◆ Information provided ◆
start
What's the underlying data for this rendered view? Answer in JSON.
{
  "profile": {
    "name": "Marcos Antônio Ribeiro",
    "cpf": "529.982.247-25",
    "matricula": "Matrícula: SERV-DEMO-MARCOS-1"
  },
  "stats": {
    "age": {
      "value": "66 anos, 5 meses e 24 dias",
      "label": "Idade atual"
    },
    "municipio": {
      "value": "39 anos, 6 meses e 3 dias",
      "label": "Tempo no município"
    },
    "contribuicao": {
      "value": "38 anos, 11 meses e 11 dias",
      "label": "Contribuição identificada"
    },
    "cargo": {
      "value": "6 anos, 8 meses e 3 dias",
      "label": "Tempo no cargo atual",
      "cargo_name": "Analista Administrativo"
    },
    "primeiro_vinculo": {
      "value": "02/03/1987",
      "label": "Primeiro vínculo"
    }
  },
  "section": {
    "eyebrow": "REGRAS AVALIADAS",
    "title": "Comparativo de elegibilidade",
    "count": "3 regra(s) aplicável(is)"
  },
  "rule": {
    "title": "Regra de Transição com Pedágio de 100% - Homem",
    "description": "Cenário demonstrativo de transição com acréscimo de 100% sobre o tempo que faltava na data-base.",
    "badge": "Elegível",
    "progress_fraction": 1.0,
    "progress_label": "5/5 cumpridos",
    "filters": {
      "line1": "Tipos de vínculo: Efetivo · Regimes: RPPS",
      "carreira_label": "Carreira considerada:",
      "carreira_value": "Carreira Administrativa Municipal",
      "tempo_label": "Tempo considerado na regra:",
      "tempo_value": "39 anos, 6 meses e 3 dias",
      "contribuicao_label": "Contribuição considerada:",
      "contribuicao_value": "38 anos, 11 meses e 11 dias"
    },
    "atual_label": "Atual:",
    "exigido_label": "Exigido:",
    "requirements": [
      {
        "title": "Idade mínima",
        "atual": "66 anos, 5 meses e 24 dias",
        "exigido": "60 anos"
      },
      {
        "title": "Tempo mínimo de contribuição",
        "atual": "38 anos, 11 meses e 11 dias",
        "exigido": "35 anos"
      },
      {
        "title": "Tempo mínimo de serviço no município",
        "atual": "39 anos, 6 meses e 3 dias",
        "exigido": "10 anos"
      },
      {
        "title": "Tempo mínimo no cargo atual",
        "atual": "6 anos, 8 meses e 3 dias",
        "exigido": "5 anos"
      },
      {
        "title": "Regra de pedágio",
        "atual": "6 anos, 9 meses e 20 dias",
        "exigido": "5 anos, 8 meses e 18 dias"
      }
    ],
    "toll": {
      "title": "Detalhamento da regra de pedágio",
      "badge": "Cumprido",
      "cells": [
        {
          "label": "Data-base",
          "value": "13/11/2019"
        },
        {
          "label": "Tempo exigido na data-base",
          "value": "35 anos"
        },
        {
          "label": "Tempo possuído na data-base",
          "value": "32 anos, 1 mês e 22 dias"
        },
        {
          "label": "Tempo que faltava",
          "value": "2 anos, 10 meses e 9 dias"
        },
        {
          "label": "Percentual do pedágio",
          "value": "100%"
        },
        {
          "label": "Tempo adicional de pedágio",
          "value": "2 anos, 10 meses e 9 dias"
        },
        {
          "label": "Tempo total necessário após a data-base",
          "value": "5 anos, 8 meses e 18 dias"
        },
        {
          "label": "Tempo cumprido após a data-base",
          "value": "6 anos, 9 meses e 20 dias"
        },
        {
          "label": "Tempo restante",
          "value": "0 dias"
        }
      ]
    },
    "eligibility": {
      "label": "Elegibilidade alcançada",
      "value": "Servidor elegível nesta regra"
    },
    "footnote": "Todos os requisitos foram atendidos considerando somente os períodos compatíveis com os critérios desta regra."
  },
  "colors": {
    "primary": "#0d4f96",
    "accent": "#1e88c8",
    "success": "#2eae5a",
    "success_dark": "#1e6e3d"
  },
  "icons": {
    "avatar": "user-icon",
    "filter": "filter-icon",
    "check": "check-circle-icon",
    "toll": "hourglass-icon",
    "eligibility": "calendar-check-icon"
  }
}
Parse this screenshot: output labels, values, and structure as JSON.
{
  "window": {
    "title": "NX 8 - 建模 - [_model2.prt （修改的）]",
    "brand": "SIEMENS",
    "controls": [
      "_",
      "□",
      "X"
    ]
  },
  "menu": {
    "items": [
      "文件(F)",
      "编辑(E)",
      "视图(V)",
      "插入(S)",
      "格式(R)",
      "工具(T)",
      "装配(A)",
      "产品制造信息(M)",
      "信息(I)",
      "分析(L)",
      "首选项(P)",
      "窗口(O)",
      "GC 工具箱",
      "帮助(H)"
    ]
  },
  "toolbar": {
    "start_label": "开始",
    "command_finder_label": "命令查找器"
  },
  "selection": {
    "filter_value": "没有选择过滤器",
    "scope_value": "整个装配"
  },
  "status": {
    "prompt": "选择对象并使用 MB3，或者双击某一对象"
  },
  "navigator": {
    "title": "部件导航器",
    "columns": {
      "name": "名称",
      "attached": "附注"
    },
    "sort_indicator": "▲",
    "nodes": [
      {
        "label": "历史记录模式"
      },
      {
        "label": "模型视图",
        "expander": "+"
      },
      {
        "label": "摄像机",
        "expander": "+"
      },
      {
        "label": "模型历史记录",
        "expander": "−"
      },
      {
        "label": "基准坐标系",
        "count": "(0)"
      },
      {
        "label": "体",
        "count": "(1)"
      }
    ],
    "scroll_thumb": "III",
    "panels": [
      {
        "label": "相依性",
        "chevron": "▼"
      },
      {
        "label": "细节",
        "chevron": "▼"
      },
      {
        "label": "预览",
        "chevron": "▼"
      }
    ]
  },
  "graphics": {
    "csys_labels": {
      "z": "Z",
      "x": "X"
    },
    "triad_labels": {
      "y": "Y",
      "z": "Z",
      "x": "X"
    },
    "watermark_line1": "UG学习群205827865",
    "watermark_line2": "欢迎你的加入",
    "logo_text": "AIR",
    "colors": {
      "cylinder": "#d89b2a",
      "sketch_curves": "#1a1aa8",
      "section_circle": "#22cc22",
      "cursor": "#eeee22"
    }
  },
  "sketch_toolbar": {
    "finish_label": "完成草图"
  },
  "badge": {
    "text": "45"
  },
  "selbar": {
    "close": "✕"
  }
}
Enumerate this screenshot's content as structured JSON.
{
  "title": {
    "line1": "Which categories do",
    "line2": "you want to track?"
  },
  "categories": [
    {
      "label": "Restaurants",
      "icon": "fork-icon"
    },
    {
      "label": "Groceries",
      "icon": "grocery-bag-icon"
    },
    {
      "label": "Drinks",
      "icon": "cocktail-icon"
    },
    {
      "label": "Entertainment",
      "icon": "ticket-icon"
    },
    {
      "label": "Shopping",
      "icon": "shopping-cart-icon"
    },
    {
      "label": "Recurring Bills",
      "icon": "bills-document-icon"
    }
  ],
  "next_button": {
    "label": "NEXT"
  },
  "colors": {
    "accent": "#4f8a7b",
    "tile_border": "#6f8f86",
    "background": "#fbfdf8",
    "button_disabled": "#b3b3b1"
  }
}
end
◆ Exercise description ◆
Reproduce the data, keeping every line exactly the same.

◆ Written answer ◆
What's the underlying data for this rendered view? Answer in JSON.
{
  "profile": {
    "name": "Marcos Antônio Ribeiro",
    "cpf": "529.982.247-25",
    "matricula": "Matrícula: SERV-DEMO-MARCOS-1"
  },
  "stats": {
    "age": {
      "value": "66 anos, 5 meses e 24 dias",
      "label": "Idade atual"
    },
    "municipio": {
      "value": "39 anos, 6 meses e 3 dias",
      "label": "Tempo no município"
    },
    "contribuicao": {
      "value": "38 anos, 11 meses e 11 dias",
      "label": "Contribuição identificada"
    },
    "cargo": {
      "value": "6 anos, 8 meses e 3 dias",
      "label": "Tempo no cargo atual",
      "cargo_name": "Analista Administrativo"
    },
    "primeiro_vinculo": {
      "value": "02/03/1987",
      "label": "Primeiro vínculo"
    }
  },
  "section": {
    "eyebrow": "REGRAS AVALIADAS",
    "title": "Comparativo de elegibilidade",
    "count": "3 regra(s) aplicável(is)"
  },
  "rule": {
    "title": "Regra de Transição com Pedágio de 100% - Homem",
    "description": "Cenário demonstrativo de transição com acréscimo de 100% sobre o tempo que faltava na data-base.",
    "badge": "Elegível",
    "progress_fraction": 1.0,
    "progress_label": "5/5 cumpridos",
    "filters": {
      "line1": "Tipos de vínculo: Efetivo · Regimes: RPPS",
      "carreira_label": "Carreira considerada:",
      "carreira_value": "Carreira Administrativa Municipal",
      "tempo_label": "Tempo considerado na regra:",
      "tempo_value": "39 anos, 6 meses e 3 dias",
      "contribuicao_label": "Contribuição considerada:",
      "contribuicao_value": "38 anos, 11 meses e 11 dias"
    },
    "atual_label": "Atual:",
    "exigido_label": "Exigido:",
    "requirements": [
      {
        "title": "Idade mínima",
        "atual": "66 anos, 5 meses e 24 dias",
        "exigido": "60 anos"
      },
      {
        "title": "Tempo mínimo de contribuição",
        "atual": "38 anos, 11 meses e 11 dias",
        "exigido": "35 anos"
      },
      {
        "title": "Tempo mínimo de serviço no município",
        "atual": "39 anos, 6 meses e 3 dias",
        "exigido": "10 anos"
      },
      {
        "title": "Tempo mínimo no cargo atual",
        "atual": "6 anos, 8 meses e 3 dias",
        "exigido": "5 anos"
      },
      {
        "title": "Regra de pedágio",
        "atual": "6 anos, 9 meses e 20 dias",
        "exigido": "5 anos, 8 meses e 18 dias"
      }
    ],
    "toll": {
      "title": "Detalhamento da regra de pedágio",
      "badge": "Cumprido",
      "cells": [
        {
          "label": "Data-base",
          "value": "13/11/2019"
        },
        {
          "label": "Tempo exigido na data-base",
          "value": "35 anos"
        },
        {
          "label": "Tempo possuído na data-base",
          "value": "32 anos, 1 mês e 22 dias"
        },
        {
          "label": "Tempo que faltava",
          "value": "2 anos, 10 meses e 9 dias"
        },
        {
          "label": "Percentual do pedágio",
          "value": "100%"
        },
        {
          "label": "Tempo adicional de pedágio",
          "value": "2 anos, 10 meses e 9 dias"
        },
        {
          "label": "Tempo total necessário após a data-base",
          "value": "5 anos, 8 meses e 18 dias"
        },
        {
          "label": "Tempo cumprido após a data-base",
          "value": "6 anos, 9 meses e 20 dias"
        },
        {
          "label": "Tempo restante",
          "value": "0 dias"
        }
      ]
    },
    "eligibility": {
      "label": "Elegibilidade alcançada",
      "value": "Servidor elegível nesta regra"
    },
    "footnote": "Todos os requisitos foram atendidos considerando somente os períodos compatíveis com os critérios desta regra."
  },
  "colors": {
    "primary": "#0d4f96",
    "accent": "#1e88c8",
    "success": "#2eae5a",
    "success_dark": "#1e6e3d"
  },
  "icons": {
    "avatar": "user-icon",
    "filter": "filter-icon",
    "check": "check-circle-icon",
    "toll": "hourglass-icon",
    "eligibility": "calendar-check-icon"
  }
}
Parse this screenshot: output labels, values, and structure as JSON.
{
  "window": {
    "title": "NX 8 - 建模 - [_model2.prt （修改的）]",
    "brand": "SIEMENS",
    "controls": [
      "_",
      "□",
      "X"
    ]
  },
  "menu": {
    "items": [
      "文件(F)",
      "编辑(E)",
      "视图(V)",
      "插入(S)",
      "格式(R)",
      "工具(T)",
      "装配(A)",
      "产品制造信息(M)",
      "信息(I)",
      "分析(L)",
      "首选项(P)",
      "窗口(O)",
      "GC 工具箱",
      "帮助(H)"
    ]
  },
  "toolbar": {
    "start_label": "开始",
    "command_finder_label": "命令查找器"
  },
  "selection": {
    "filter_value": "没有选择过滤器",
    "scope_value": "整个装配"
  },
  "status": {
    "prompt": "选择对象并使用 MB3，或者双击某一对象"
  },
  "navigator": {
    "title": "部件导航器",
    "columns": {
      "name": "名称",
      "attached": "附注"
    },
    "sort_indicator": "▲",
    "nodes": [
      {
        "label": "历史记录模式"
      },
      {
        "label": "模型视图",
        "expander": "+"
      },
      {
        "label": "摄像机",
        "expander": "+"
      },
      {
        "label": "模型历史记录",
        "expander": "−"
      },
      {
        "label": "基准坐标系",
        "count": "(0)"
      },
      {
        "label": "体",
        "count": "(1)"
      }
    ],
    "scroll_thumb": "III",
    "panels": [
      {
        "label": "相依性",
        "chevron": "▼"
      },
      {
        "label": "细节",
        "chevron": "▼"
      },
      {
        "label": "预览",
        "chevron": "▼"
      }
    ]
  },
  "graphics": {
    "csys_labels": {
      "z": "Z",
      "x": "X"
    },
    "triad_labels": {
      "y": "Y",
      "z": "Z",
      "x": "X"
    },
    "watermark_line1": "UG学习群205827865",
    "watermark_line2": "欢迎你的加入",
    "logo_text": "AIR",
    "colors": {
      "cylinder": "#d89b2a",
      "sketch_curves": "#1a1aa8",
      "section_circle": "#22cc22",
      "cursor": "#eeee22"
    }
  },
  "sketch_toolbar": {
    "finish_label": "完成草图"
  },
  "badge": {
    "text": "45"
  },
  "selbar": {
    "close": "✕"
  }
}
Enumerate this screenshot's content as structured JSON.
{
  "title": {
    "line1": "Which categories do",
    "line2": "you want to track?"
  },
  "categories": [
    {
      "label": "Restaurants",
      "icon": "fork-icon"
    },
    {
      "label": "Groceries",
      "icon": "grocery-bag-icon"
    },
    {
      "label": "Drinks",
      "icon": "cocktail-icon"
    },
    {
      "label": "Entertainment",
      "icon": "ticket-icon"
    },
    {
      "label": "Shopping",
      "icon": "shopping-cart-icon"
    },
    {
      "label": "Recurring Bills",
      "icon": "bills-document-icon"
    }
  ],
  "next_button": {
    "label": "NEXT"
  },
  "colors": {
    "accent": "#4f8a7b",
    "tile_border": "#6f8f86",
    "background": "#fbfdf8",
    "button_disabled": "#b3b3b1"
  }
}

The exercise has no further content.